***** DATA EXTRACT

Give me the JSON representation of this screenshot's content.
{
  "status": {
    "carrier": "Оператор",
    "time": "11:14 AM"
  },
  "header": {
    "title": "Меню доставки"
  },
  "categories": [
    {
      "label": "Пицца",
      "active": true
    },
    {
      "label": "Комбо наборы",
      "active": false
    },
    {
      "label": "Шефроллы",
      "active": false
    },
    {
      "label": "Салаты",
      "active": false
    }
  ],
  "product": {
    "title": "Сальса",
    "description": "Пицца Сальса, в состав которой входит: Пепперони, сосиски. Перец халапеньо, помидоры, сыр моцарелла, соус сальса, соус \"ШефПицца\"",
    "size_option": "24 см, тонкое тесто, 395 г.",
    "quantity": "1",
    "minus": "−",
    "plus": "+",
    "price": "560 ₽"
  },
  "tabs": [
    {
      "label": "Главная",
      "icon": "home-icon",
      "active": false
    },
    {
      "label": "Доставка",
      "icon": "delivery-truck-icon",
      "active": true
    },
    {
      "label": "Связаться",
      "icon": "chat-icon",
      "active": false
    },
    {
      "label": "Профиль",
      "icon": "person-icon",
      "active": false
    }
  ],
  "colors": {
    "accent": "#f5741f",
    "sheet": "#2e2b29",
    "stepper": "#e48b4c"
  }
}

**********

### TASK PROMPT
Transcribe the material above in its entirety. Match it exactly.

### RIGHT ANSWER
Give me the JSON representation of this screenshot's content.
{
  "status": {
    "carrier": "Оператор",
    "time": "11:14 AM"
  },
  "header": {
    "title": "Меню доставки"
  },
  "categories": [
    {
      "label": "Пицца",
      "active": true
    },
    {
      "label": "Комбо наборы",
      "active": false
    },
    {
      "label": "Шефроллы",
      "active": false
    },
    {
      "label": "Салаты",
      "active": false
    }
  ],
  "product": {
    "title": "Сальса",
    "description": "Пицца Сальса, в состав которой входит: Пепперони, сосиски. Перец халапеньо, помидоры, сыр моцарелла, соус сальса, соус \"ШефПицца\"",
    "size_option": "24 см, тонкое тесто, 395 г.",
    "quantity": "1",
    "minus": "−",
    "plus": "+",
    "price": "560 ₽"
  },
  "tabs": [
    {
      "label": "Главная",
      "icon": "home-icon",
      "active": false
    },
    {
      "label": "Доставка",
      "icon": "delivery-truck-icon",
      "active": true
    },
    {
      "label": "Связаться",
      "icon": "chat-icon",
      "active": false
    },
    {
      "label": "Профиль",
      "icon": "person-icon",
      "active": false
    }
  ],
  "colors": {
    "accent": "#f5741f",
    "sheet": "#2e2b29",
    "stepper": "#e48b4c"
  }
}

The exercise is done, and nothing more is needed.